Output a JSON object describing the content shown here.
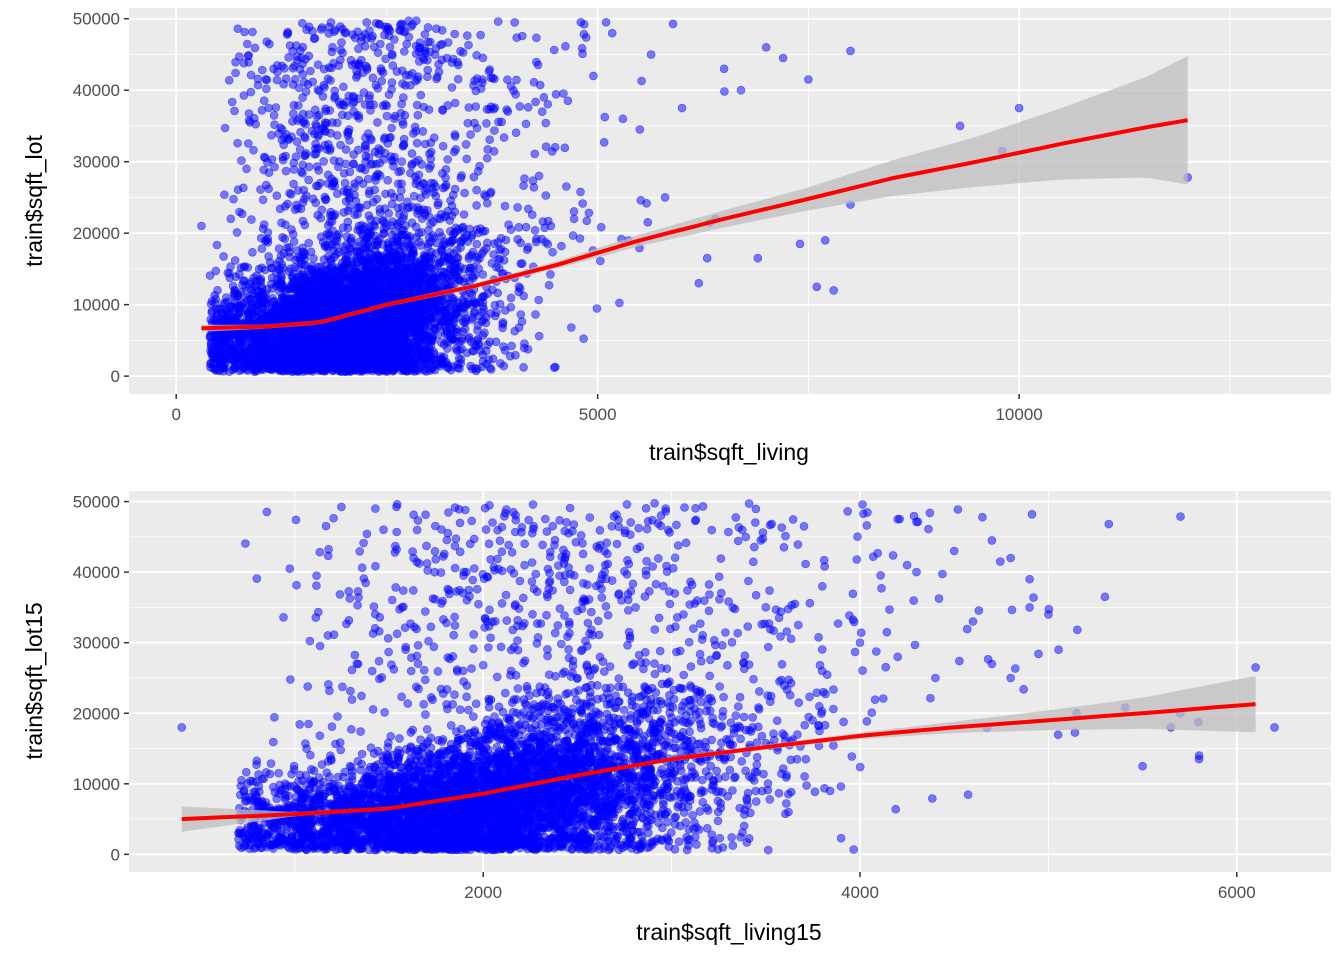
{
  "colors": {
    "panel_background": "#ebebeb",
    "grid_major": "#ffffff",
    "point_fill": "#0000ff",
    "smooth_line": "#ff0000",
    "confidence_band": "#bebebe"
  },
  "chart_data": [
    {
      "type": "scatter",
      "xlabel": "train$sqft_living",
      "ylabel": "train$sqft_lot",
      "xlim": [
        -560,
        13700
      ],
      "ylim": [
        -2500,
        51500
      ],
      "x_ticks": [
        0,
        5000,
        10000
      ],
      "x_tick_labels": [
        "0",
        "5000",
        "10000"
      ],
      "y_ticks": [
        0,
        10000,
        20000,
        30000,
        40000,
        50000
      ],
      "y_tick_labels": [
        "0",
        "10000",
        "20000",
        "30000",
        "40000",
        "50000"
      ],
      "grid": true,
      "points": {
        "dense_cluster": {
          "x_mean": 2000,
          "x_sd": 800,
          "y_center": 7000,
          "x_range": [
            400,
            5500
          ],
          "y_range": [
            600,
            25000
          ]
        },
        "scatter_outliers": [
          [
            300,
            21000
          ],
          [
            4950,
            42000
          ],
          [
            5300,
            36000
          ],
          [
            6000,
            37500
          ],
          [
            6500,
            43000
          ],
          [
            7000,
            46000
          ],
          [
            7200,
            44500
          ],
          [
            7500,
            41500
          ],
          [
            8000,
            45500
          ],
          [
            6700,
            40000
          ],
          [
            7700,
            19000
          ],
          [
            7400,
            18500
          ],
          [
            7600,
            12500
          ],
          [
            7800,
            12000
          ],
          [
            8000,
            24000
          ],
          [
            9300,
            35000
          ],
          [
            10000,
            37500
          ],
          [
            9800,
            31500
          ],
          [
            12000,
            27800
          ],
          [
            6300,
            16500
          ],
          [
            6900,
            16500
          ],
          [
            6400,
            22000
          ],
          [
            5800,
            25000
          ],
          [
            6200,
            13000
          ],
          [
            5500,
            34500
          ],
          [
            4800,
            49500
          ],
          [
            5100,
            49500
          ]
        ]
      },
      "smooth": {
        "x": [
          300,
          1000,
          1700,
          2500,
          3500,
          4500,
          5500,
          6500,
          7500,
          8500,
          9500,
          10500,
          11500,
          12000
        ],
        "y": [
          6700,
          6900,
          7500,
          10000,
          12500,
          15500,
          19000,
          22000,
          24800,
          27700,
          30000,
          32500,
          34800,
          35800
        ],
        "band_halfwidth": [
          500,
          300,
          300,
          300,
          350,
          500,
          800,
          1200,
          1600,
          2500,
          3500,
          5000,
          7000,
          9000
        ]
      }
    },
    {
      "type": "scatter",
      "xlabel": "train$sqft_living15",
      "ylabel": "train$sqft_lot15",
      "xlim": [
        120,
        6500
      ],
      "ylim": [
        -2500,
        51500
      ],
      "x_ticks": [
        2000,
        4000,
        6000
      ],
      "x_tick_labels": [
        "2000",
        "4000",
        "6000"
      ],
      "y_ticks": [
        0,
        10000,
        20000,
        30000,
        40000,
        50000
      ],
      "y_tick_labels": [
        "0",
        "10000",
        "20000",
        "30000",
        "40000",
        "50000"
      ],
      "grid": true,
      "points": {
        "dense_cluster": {
          "x_mean": 2000,
          "x_sd": 650,
          "y_center": 7000,
          "x_range": [
            700,
            4900
          ],
          "y_range": [
            600,
            24000
          ]
        },
        "scatter_outliers": [
          [
            400,
            18000
          ],
          [
            6100,
            26500
          ],
          [
            5800,
            14000
          ],
          [
            5800,
            13500
          ],
          [
            5500,
            12500
          ],
          [
            5700,
            20000
          ],
          [
            5300,
            36500
          ],
          [
            5150,
            20000
          ],
          [
            4700,
            44500
          ],
          [
            4800,
            42000
          ],
          [
            4500,
            43000
          ],
          [
            4300,
            40000
          ],
          [
            4200,
            47500
          ],
          [
            4250,
            41000
          ],
          [
            5000,
            34000
          ],
          [
            4900,
            35000
          ],
          [
            4600,
            33000
          ],
          [
            4900,
            39000
          ],
          [
            4700,
            27000
          ],
          [
            4800,
            25000
          ],
          [
            4400,
            25000
          ],
          [
            4200,
            28000
          ],
          [
            4000,
            30000
          ],
          [
            3800,
            38000
          ],
          [
            6200,
            18000
          ],
          [
            5650,
            18000
          ]
        ]
      },
      "smooth": {
        "x": [
          400,
          1000,
          1500,
          2000,
          2500,
          3000,
          3500,
          4000,
          4500,
          5000,
          5500,
          6100
        ],
        "y": [
          5000,
          5700,
          6500,
          8600,
          11200,
          13500,
          15200,
          16800,
          18000,
          19000,
          20000,
          21300
        ],
        "band_halfwidth": [
          1800,
          300,
          250,
          250,
          250,
          300,
          350,
          450,
          800,
          1400,
          2200,
          4000
        ]
      }
    }
  ]
}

________________________________________

Work instructions: Which lines contain "xlabel"? Copy each of them out.

Written solution:
      "xlabel": "train$sqft_living",
      "xlabel": "train$sqft_living15",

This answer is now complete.